» **Given problem**: Go through the entries one line at a time, and gather every line that has the word "PSICOLOGÍA".

▶

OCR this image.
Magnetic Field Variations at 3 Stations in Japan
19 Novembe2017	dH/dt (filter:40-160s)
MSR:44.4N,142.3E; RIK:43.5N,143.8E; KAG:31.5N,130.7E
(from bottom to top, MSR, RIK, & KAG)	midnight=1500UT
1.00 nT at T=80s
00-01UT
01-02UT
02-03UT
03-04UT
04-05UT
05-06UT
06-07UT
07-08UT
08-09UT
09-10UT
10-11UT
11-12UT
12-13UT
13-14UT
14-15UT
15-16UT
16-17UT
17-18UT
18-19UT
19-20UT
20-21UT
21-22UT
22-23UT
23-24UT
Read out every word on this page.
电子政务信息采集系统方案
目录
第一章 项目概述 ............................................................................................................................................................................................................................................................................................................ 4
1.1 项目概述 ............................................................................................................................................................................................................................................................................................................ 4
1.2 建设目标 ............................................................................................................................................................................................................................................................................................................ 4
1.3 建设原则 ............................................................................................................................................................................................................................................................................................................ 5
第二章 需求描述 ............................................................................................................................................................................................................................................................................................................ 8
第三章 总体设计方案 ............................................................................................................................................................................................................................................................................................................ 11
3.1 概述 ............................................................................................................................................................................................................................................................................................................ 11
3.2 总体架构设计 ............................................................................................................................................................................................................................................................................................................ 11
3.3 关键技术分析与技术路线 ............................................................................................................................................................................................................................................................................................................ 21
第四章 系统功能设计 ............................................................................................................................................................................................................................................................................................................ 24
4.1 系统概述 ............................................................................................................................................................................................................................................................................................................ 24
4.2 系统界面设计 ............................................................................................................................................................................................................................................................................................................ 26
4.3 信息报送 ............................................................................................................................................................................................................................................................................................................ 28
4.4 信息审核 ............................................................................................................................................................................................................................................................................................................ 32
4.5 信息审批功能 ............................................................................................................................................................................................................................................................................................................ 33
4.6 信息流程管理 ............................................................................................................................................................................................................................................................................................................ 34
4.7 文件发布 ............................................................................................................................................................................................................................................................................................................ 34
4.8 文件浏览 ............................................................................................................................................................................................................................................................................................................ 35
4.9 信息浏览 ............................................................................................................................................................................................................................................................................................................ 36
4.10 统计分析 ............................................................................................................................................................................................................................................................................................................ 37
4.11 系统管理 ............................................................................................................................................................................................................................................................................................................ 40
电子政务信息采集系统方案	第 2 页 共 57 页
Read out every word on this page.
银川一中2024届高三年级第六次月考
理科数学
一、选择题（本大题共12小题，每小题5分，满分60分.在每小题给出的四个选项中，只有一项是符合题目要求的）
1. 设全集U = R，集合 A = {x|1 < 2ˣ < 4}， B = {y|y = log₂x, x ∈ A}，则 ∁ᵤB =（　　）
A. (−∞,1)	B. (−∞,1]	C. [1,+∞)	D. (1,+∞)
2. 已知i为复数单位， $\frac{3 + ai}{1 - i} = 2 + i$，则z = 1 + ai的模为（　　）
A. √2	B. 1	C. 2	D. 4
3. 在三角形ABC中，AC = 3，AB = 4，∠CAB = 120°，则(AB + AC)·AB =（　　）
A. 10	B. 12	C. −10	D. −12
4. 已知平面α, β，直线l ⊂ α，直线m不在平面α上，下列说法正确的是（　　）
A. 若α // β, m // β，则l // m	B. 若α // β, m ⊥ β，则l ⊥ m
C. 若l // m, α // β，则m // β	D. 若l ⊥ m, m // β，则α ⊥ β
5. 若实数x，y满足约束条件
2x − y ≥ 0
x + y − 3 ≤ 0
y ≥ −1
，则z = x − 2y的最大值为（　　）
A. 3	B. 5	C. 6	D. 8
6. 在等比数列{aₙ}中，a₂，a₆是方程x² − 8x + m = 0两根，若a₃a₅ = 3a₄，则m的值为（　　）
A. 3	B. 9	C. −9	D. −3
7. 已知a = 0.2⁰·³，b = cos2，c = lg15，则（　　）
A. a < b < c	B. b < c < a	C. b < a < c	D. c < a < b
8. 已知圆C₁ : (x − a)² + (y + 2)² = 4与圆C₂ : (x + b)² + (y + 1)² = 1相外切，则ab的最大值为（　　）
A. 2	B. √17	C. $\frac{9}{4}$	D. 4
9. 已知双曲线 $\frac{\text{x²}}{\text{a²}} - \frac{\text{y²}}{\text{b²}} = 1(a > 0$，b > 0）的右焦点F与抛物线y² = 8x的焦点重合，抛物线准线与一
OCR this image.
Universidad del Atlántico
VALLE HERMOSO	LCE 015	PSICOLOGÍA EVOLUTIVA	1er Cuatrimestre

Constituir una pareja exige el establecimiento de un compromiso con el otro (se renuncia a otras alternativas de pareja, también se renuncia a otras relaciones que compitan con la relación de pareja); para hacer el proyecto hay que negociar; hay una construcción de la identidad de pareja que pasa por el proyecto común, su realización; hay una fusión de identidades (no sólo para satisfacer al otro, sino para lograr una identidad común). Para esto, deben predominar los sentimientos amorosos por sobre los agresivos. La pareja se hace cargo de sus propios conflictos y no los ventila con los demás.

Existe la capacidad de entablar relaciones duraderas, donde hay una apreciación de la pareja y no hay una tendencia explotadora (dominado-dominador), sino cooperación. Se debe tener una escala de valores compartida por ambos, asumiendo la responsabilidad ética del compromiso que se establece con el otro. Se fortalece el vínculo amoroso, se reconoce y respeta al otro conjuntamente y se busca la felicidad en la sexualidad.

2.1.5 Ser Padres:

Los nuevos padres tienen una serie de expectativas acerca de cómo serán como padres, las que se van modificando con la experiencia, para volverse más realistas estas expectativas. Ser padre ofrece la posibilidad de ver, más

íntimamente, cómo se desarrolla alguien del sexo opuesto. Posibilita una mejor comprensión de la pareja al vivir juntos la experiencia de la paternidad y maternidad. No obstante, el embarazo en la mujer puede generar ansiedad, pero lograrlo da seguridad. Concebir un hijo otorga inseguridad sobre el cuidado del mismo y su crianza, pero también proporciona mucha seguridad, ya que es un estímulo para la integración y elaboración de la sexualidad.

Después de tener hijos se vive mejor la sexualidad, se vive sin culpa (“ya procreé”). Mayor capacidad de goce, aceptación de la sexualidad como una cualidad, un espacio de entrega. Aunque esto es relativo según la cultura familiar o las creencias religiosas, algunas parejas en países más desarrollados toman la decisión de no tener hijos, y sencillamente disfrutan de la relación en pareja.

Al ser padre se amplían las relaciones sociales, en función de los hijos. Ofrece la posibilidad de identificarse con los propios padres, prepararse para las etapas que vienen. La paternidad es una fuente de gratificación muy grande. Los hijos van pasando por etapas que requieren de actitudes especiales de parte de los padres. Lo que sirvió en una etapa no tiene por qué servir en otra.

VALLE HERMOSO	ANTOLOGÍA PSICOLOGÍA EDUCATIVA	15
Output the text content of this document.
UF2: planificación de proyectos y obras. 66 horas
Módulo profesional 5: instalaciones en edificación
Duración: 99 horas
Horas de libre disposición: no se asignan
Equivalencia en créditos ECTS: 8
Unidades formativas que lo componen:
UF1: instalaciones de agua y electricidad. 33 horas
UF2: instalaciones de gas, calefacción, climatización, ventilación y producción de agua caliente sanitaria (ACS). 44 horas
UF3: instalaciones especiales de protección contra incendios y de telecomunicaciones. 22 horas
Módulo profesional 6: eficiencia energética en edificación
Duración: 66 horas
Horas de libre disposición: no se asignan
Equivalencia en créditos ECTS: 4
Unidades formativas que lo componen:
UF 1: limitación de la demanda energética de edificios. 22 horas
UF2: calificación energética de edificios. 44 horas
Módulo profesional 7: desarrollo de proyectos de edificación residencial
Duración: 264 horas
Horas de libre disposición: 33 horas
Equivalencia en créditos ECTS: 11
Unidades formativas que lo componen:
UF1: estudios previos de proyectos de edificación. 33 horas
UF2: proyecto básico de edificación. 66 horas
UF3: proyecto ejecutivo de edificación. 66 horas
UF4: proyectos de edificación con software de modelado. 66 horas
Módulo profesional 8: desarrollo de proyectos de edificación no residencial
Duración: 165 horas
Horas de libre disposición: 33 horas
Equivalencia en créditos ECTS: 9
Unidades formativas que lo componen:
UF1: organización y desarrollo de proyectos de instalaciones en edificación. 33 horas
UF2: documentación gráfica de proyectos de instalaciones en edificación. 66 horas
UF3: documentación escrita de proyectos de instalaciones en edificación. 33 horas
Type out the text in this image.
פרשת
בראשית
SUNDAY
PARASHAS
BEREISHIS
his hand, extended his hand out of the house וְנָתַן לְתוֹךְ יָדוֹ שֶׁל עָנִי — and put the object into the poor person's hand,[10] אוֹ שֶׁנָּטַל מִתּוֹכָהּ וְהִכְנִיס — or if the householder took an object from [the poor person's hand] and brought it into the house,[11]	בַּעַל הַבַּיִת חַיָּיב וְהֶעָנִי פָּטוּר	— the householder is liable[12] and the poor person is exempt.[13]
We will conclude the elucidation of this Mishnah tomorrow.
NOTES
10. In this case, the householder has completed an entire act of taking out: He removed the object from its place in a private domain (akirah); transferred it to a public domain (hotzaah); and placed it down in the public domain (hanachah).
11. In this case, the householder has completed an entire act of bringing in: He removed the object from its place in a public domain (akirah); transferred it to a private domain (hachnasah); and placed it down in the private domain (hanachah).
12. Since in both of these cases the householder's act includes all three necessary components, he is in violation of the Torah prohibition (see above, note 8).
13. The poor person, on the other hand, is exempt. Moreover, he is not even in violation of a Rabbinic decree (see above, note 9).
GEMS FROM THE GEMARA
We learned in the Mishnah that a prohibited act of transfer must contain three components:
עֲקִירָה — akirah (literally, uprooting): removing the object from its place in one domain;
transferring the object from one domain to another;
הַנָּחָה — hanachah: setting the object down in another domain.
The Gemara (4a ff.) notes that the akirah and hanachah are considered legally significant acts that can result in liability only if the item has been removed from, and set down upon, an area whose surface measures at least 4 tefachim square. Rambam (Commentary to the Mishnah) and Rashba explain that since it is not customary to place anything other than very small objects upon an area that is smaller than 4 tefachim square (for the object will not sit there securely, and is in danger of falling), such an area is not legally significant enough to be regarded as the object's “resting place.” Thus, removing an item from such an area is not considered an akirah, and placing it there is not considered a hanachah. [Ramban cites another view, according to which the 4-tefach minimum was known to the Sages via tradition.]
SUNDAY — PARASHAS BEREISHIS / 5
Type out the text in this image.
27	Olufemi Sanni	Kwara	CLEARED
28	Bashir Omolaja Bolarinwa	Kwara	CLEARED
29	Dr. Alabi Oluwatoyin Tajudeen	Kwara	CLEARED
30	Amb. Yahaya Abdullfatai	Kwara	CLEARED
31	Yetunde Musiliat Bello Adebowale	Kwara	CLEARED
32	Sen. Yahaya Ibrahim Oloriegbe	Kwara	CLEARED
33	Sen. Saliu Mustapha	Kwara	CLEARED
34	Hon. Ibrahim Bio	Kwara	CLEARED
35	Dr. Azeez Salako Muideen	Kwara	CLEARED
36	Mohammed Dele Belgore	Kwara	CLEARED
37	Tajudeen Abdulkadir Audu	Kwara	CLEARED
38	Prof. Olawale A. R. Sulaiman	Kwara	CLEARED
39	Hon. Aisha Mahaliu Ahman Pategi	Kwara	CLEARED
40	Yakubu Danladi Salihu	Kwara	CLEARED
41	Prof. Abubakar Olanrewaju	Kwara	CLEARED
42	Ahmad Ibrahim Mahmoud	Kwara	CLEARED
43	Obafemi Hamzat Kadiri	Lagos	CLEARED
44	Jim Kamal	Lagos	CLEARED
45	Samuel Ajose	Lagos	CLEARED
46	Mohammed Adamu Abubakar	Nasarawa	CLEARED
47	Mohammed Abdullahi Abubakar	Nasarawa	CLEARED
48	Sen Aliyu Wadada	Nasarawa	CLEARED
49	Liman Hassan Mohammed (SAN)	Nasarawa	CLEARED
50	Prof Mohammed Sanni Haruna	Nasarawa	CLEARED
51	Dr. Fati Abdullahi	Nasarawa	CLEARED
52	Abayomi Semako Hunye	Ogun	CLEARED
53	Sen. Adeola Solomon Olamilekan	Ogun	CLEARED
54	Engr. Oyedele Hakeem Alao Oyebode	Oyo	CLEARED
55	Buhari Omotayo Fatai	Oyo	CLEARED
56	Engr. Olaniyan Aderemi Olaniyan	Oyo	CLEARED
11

◀

» **Exercise answer**:
VALLE HERMOSO	LCE 015	PSICOLOGÍA EVOLUTIVA	1er Cuatrimestre
VALLE HERMOSO	ANTOLOGÍA PSICOLOGÍA EDUCATIVA	15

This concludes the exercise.